§ Instructions for the task:
Which lines in the records below contain the word "Actuator"? Copy each one out.

§ Provided entries:
========================

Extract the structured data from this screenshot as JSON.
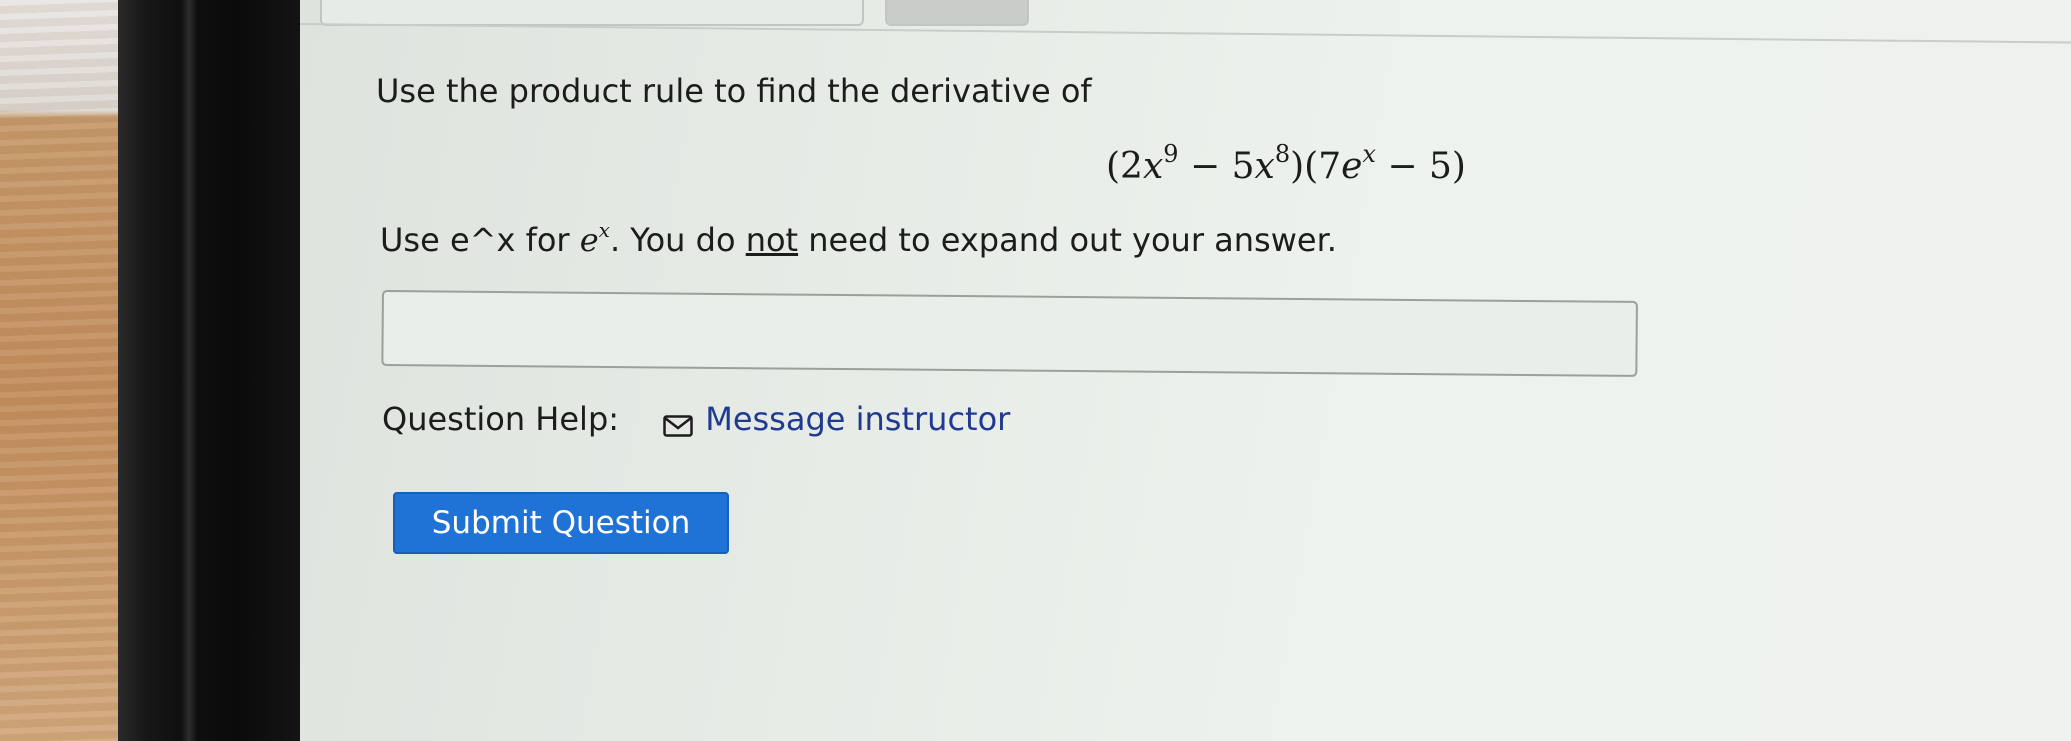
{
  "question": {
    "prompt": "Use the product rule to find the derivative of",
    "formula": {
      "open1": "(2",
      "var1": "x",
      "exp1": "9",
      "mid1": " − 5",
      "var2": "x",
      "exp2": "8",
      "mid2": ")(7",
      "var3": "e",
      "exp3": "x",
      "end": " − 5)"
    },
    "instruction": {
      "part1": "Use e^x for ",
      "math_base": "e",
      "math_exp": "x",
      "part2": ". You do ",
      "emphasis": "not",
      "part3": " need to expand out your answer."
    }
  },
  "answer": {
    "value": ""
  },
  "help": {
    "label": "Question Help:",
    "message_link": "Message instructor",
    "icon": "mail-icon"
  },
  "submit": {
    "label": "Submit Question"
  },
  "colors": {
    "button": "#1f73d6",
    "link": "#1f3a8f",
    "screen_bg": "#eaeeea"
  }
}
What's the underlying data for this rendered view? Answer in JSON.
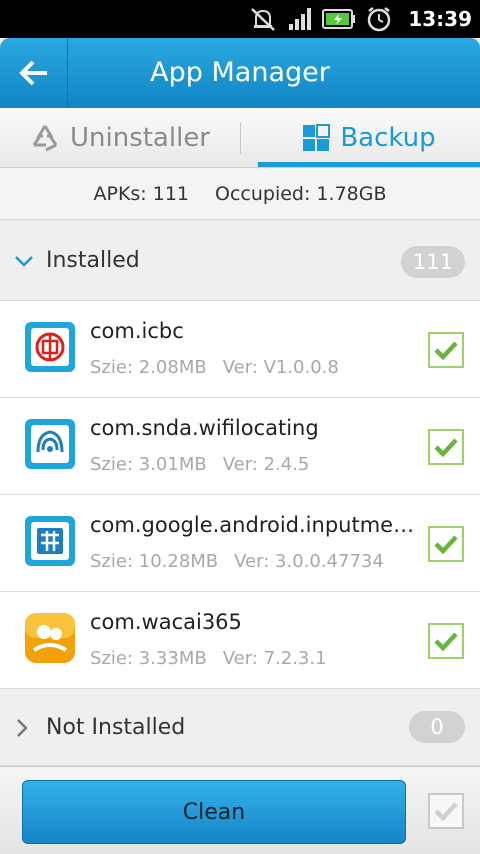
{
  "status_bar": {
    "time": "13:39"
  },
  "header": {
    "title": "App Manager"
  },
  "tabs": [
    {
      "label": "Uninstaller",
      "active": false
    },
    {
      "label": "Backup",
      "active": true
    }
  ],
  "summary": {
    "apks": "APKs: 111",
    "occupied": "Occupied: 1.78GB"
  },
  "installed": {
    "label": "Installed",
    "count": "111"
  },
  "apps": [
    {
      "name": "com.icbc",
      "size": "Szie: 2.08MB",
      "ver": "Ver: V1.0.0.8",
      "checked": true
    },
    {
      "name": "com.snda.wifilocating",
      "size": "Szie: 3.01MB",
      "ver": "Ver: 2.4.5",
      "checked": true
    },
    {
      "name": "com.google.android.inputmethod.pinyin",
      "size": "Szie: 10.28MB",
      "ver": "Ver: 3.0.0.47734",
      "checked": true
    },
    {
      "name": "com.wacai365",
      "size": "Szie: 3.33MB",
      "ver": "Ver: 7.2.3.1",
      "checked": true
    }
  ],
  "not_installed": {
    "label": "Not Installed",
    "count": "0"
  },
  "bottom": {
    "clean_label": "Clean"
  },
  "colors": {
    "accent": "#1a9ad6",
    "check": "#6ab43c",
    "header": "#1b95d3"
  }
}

========================

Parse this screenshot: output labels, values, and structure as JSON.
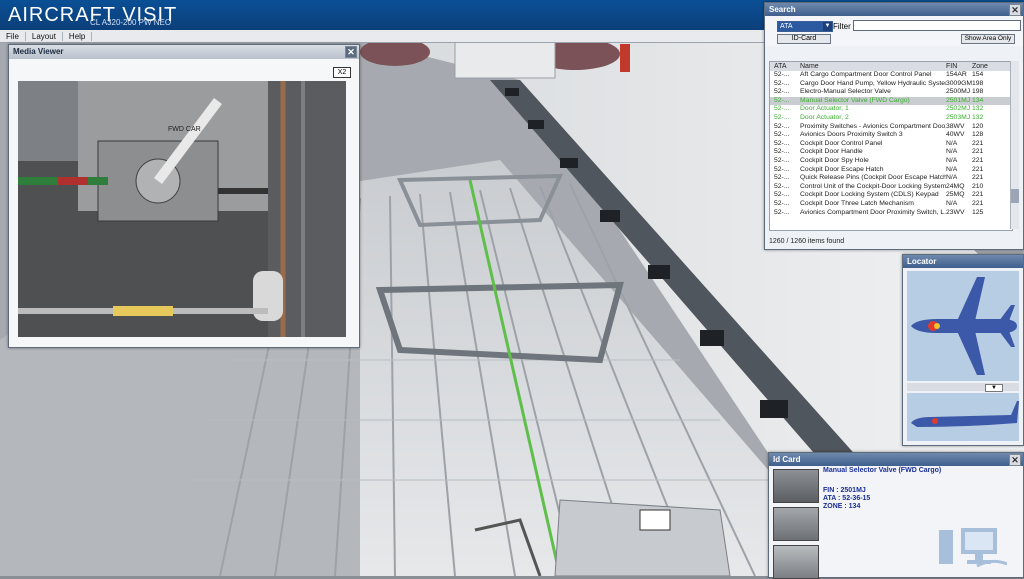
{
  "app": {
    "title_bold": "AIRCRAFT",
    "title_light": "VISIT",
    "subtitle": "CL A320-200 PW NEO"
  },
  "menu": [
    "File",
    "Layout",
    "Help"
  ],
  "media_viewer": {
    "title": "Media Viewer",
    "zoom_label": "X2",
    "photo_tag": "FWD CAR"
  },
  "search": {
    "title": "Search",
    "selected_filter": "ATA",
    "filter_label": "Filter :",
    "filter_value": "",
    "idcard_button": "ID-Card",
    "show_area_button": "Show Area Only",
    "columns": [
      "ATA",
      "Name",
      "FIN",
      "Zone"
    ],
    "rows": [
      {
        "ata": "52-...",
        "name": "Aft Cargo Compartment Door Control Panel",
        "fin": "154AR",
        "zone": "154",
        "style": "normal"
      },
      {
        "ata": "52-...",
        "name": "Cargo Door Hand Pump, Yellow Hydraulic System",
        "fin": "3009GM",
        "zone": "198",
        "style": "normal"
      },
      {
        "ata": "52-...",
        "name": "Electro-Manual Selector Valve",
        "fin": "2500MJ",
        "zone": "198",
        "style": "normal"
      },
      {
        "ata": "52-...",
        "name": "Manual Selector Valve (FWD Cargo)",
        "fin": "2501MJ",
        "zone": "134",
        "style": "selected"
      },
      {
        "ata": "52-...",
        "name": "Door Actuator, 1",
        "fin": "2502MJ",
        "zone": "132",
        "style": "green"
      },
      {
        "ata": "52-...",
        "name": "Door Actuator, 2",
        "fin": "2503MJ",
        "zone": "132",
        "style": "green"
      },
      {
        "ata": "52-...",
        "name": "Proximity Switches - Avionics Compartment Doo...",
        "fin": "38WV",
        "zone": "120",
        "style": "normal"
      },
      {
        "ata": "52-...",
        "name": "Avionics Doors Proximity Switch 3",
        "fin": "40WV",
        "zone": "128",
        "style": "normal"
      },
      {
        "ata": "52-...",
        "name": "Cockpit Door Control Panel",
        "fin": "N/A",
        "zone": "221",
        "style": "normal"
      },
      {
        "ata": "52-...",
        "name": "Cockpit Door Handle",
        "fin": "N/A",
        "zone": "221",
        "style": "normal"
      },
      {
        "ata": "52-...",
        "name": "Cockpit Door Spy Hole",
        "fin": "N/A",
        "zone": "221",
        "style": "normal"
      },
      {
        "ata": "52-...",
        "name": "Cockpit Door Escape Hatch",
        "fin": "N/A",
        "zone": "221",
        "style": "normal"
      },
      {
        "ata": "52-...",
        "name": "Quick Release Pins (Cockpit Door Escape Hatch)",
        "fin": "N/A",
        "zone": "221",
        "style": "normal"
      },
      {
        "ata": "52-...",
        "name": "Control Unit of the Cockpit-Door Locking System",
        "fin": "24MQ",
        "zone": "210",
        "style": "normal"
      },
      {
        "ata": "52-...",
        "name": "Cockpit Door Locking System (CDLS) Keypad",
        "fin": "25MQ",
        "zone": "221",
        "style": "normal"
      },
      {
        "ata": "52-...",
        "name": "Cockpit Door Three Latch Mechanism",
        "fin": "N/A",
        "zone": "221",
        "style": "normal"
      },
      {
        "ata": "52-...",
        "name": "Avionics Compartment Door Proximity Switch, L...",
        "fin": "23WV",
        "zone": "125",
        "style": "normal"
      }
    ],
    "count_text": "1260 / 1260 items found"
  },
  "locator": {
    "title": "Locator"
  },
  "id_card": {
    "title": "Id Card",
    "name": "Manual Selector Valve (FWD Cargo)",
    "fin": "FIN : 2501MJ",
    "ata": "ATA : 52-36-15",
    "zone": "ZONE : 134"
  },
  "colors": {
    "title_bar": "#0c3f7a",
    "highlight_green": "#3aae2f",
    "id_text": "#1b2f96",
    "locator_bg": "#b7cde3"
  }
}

========================

§ Finished task:
        "name": "Door Actuator, 1",
        "name": "Door Actuator, 2",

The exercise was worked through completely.